● **Data records**
..........

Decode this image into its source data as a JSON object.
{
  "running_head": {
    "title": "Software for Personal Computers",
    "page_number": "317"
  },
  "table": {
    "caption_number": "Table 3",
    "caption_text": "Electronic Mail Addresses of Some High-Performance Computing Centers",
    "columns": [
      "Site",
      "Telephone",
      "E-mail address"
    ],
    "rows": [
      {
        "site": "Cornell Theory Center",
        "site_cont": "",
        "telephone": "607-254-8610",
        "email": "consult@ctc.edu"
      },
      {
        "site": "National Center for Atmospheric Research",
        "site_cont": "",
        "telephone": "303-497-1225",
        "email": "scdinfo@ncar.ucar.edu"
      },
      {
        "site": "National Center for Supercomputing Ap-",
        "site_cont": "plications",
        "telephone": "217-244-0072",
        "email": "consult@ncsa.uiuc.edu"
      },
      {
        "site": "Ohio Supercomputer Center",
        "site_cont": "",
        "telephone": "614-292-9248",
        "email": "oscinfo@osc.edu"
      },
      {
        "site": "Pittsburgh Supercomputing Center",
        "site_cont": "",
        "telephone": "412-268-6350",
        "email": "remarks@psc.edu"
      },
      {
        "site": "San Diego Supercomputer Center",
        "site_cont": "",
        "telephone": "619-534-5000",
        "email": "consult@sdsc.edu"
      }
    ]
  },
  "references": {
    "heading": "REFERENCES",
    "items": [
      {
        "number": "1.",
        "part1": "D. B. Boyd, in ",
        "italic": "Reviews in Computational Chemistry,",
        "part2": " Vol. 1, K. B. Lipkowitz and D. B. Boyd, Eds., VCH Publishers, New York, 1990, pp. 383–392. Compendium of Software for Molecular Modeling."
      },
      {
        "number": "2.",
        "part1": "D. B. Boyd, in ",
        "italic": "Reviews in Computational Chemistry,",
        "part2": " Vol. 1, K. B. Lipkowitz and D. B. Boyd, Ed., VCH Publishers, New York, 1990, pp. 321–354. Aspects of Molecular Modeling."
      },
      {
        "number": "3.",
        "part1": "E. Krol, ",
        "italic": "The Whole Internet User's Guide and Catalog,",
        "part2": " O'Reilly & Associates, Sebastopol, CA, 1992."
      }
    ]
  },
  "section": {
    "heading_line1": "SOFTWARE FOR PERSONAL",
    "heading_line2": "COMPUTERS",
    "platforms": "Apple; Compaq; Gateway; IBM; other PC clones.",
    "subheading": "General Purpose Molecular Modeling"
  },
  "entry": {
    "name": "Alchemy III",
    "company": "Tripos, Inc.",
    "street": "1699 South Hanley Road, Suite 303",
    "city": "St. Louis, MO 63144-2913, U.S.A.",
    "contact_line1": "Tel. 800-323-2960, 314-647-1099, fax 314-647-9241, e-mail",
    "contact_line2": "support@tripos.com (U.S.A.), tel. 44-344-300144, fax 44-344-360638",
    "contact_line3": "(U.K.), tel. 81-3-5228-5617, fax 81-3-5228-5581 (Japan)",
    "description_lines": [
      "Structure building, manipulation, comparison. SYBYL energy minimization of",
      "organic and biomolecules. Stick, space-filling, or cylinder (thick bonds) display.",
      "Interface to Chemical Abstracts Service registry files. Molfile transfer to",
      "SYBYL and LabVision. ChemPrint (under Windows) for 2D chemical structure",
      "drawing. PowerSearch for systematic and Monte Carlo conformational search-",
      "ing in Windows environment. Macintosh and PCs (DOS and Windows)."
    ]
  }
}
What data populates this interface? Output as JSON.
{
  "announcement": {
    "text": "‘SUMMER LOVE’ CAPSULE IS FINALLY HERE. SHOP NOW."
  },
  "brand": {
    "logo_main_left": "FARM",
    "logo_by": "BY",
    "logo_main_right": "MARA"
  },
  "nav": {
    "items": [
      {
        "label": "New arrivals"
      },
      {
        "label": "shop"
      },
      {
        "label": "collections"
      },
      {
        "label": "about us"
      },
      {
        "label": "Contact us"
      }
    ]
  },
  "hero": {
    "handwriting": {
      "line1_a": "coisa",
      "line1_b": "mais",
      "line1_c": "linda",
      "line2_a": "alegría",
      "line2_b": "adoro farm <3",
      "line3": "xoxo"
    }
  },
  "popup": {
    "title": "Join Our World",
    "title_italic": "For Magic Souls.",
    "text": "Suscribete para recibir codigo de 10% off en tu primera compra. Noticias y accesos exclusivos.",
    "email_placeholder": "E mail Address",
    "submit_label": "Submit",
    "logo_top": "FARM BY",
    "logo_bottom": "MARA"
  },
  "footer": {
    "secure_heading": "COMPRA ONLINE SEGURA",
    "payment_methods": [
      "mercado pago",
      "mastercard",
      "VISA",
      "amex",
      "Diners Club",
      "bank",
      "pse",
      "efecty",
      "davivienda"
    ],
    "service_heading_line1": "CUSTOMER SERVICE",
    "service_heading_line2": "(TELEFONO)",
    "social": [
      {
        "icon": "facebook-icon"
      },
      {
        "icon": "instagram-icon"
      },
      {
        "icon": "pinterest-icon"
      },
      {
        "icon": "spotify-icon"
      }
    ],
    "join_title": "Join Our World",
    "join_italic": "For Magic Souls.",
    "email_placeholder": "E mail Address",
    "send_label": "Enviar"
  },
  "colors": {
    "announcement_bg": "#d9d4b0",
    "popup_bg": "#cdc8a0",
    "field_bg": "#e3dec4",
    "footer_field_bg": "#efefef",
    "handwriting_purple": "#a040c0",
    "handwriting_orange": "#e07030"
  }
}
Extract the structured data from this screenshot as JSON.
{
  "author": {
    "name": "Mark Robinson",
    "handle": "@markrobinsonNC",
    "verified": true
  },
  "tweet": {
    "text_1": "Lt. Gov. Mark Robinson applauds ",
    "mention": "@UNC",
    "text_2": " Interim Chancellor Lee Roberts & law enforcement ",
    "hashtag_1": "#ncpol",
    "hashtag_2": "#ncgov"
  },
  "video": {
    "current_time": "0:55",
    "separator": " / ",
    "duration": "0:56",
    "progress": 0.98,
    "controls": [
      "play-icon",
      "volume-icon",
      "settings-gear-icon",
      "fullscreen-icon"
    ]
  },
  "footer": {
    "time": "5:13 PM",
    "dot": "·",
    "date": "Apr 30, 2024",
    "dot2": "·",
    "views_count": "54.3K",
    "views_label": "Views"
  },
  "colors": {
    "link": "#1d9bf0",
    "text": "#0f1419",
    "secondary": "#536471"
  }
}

..........

● **Written problem**
Take the lines above and print them exactly.

● **Output for this task**
Decode this image into its source data as a JSON object.
{
  "running_head": {
    "title": "Software for Personal Computers",
    "page_number": "317"
  },
  "table": {
    "caption_number": "Table 3",
    "caption_text": "Electronic Mail Addresses of Some High-Performance Computing Centers",
    "columns": [
      "Site",
      "Telephone",
      "E-mail address"
    ],
    "rows": [
      {
        "site": "Cornell Theory Center",
        "site_cont": "",
        "telephone": "607-254-8610",
        "email": "consult@ctc.edu"
      },
      {
        "site": "National Center for Atmospheric Research",
        "site_cont": "",
        "telephone": "303-497-1225",
        "email": "scdinfo@ncar.ucar.edu"
      },
      {
        "site": "National Center for Supercomputing Ap-",
        "site_cont": "plications",
        "telephone": "217-244-0072",
        "email": "consult@ncsa.uiuc.edu"
      },
      {
        "site": "Ohio Supercomputer Center",
        "site_cont": "",
        "telephone": "614-292-9248",
        "email": "oscinfo@osc.edu"
      },
      {
        "site": "Pittsburgh Supercomputing Center",
        "site_cont": "",
        "telephone": "412-268-6350",
        "email": "remarks@psc.edu"
      },
      {
        "site": "San Diego Supercomputer Center",
        "site_cont": "",
        "telephone": "619-534-5000",
        "email": "consult@sdsc.edu"
      }
    ]
  },
  "references": {
    "heading": "REFERENCES",
    "items": [
      {
        "number": "1.",
        "part1": "D. B. Boyd, in ",
        "italic": "Reviews in Computational Chemistry,",
        "part2": " Vol. 1, K. B. Lipkowitz and D. B. Boyd, Eds., VCH Publishers, New York, 1990, pp. 383–392. Compendium of Software for Molecular Modeling."
      },
      {
        "number": "2.",
        "part1": "D. B. Boyd, in ",
        "italic": "Reviews in Computational Chemistry,",
        "part2": " Vol. 1, K. B. Lipkowitz and D. B. Boyd, Ed., VCH Publishers, New York, 1990, pp. 321–354. Aspects of Molecular Modeling."
      },
      {
        "number": "3.",
        "part1": "E. Krol, ",
        "italic": "The Whole Internet User's Guide and Catalog,",
        "part2": " O'Reilly & Associates, Sebastopol, CA, 1992."
      }
    ]
  },
  "section": {
    "heading_line1": "SOFTWARE FOR PERSONAL",
    "heading_line2": "COMPUTERS",
    "platforms": "Apple; Compaq; Gateway; IBM; other PC clones.",
    "subheading": "General Purpose Molecular Modeling"
  },
  "entry": {
    "name": "Alchemy III",
    "company": "Tripos, Inc.",
    "street": "1699 South Hanley Road, Suite 303",
    "city": "St. Louis, MO 63144-2913, U.S.A.",
    "contact_line1": "Tel. 800-323-2960, 314-647-1099, fax 314-647-9241, e-mail",
    "contact_line2": "support@tripos.com (U.S.A.), tel. 44-344-300144, fax 44-344-360638",
    "contact_line3": "(U.K.), tel. 81-3-5228-5617, fax 81-3-5228-5581 (Japan)",
    "description_lines": [
      "Structure building, manipulation, comparison. SYBYL energy minimization of",
      "organic and biomolecules. Stick, space-filling, or cylinder (thick bonds) display.",
      "Interface to Chemical Abstracts Service registry files. Molfile transfer to",
      "SYBYL and LabVision. ChemPrint (under Windows) for 2D chemical structure",
      "drawing. PowerSearch for systematic and Monte Carlo conformational search-",
      "ing in Windows environment. Macintosh and PCs (DOS and Windows)."
    ]
  }
}
What data populates this interface? Output as JSON.
{
  "announcement": {
    "text": "‘SUMMER LOVE’ CAPSULE IS FINALLY HERE. SHOP NOW."
  },
  "brand": {
    "logo_main_left": "FARM",
    "logo_by": "BY",
    "logo_main_right": "MARA"
  },
  "nav": {
    "items": [
      {
        "label": "New arrivals"
      },
      {
        "label": "shop"
      },
      {
        "label": "collections"
      },
      {
        "label": "about us"
      },
      {
        "label": "Contact us"
      }
    ]
  },
  "hero": {
    "handwriting": {
      "line1_a": "coisa",
      "line1_b": "mais",
      "line1_c": "linda",
      "line2_a": "alegría",
      "line2_b": "adoro farm <3",
      "line3": "xoxo"
    }
  },
  "popup": {
    "title": "Join Our World",
    "title_italic": "For Magic Souls.",
    "text": "Suscribete para recibir codigo de 10% off en tu primera compra. Noticias y accesos exclusivos.",
    "email_placeholder": "E mail Address",
    "submit_label": "Submit",
    "logo_top": "FARM BY",
    "logo_bottom": "MARA"
  },
  "footer": {
    "secure_heading": "COMPRA ONLINE SEGURA",
    "payment_methods": [
      "mercado pago",
      "mastercard",
      "VISA",
      "amex",
      "Diners Club",
      "bank",
      "pse",
      "efecty",
      "davivienda"
    ],
    "service_heading_line1": "CUSTOMER SERVICE",
    "service_heading_line2": "(TELEFONO)",
    "social": [
      {
        "icon": "facebook-icon"
      },
      {
        "icon": "instagram-icon"
      },
      {
        "icon": "pinterest-icon"
      },
      {
        "icon": "spotify-icon"
      }
    ],
    "join_title": "Join Our World",
    "join_italic": "For Magic Souls.",
    "email_placeholder": "E mail Address",
    "send_label": "Enviar"
  },
  "colors": {
    "announcement_bg": "#d9d4b0",
    "popup_bg": "#cdc8a0",
    "field_bg": "#e3dec4",
    "footer_field_bg": "#efefef",
    "handwriting_purple": "#a040c0",
    "handwriting_orange": "#e07030"
  }
}
Extract the structured data from this screenshot as JSON.
{
  "author": {
    "name": "Mark Robinson",
    "handle": "@markrobinsonNC",
    "verified": true
  },
  "tweet": {
    "text_1": "Lt. Gov. Mark Robinson applauds ",
    "mention": "@UNC",
    "text_2": " Interim Chancellor Lee Roberts & law enforcement ",
    "hashtag_1": "#ncpol",
    "hashtag_2": "#ncgov"
  },
  "video": {
    "current_time": "0:55",
    "separator": " / ",
    "duration": "0:56",
    "progress": 0.98,
    "controls": [
      "play-icon",
      "volume-icon",
      "settings-gear-icon",
      "fullscreen-icon"
    ]
  },
  "footer": {
    "time": "5:13 PM",
    "dot": "·",
    "date": "Apr 30, 2024",
    "dot2": "·",
    "views_count": "54.3K",
    "views_label": "Views"
  },
  "colors": {
    "link": "#1d9bf0",
    "text": "#0f1419",
    "secondary": "#536471"
  }
}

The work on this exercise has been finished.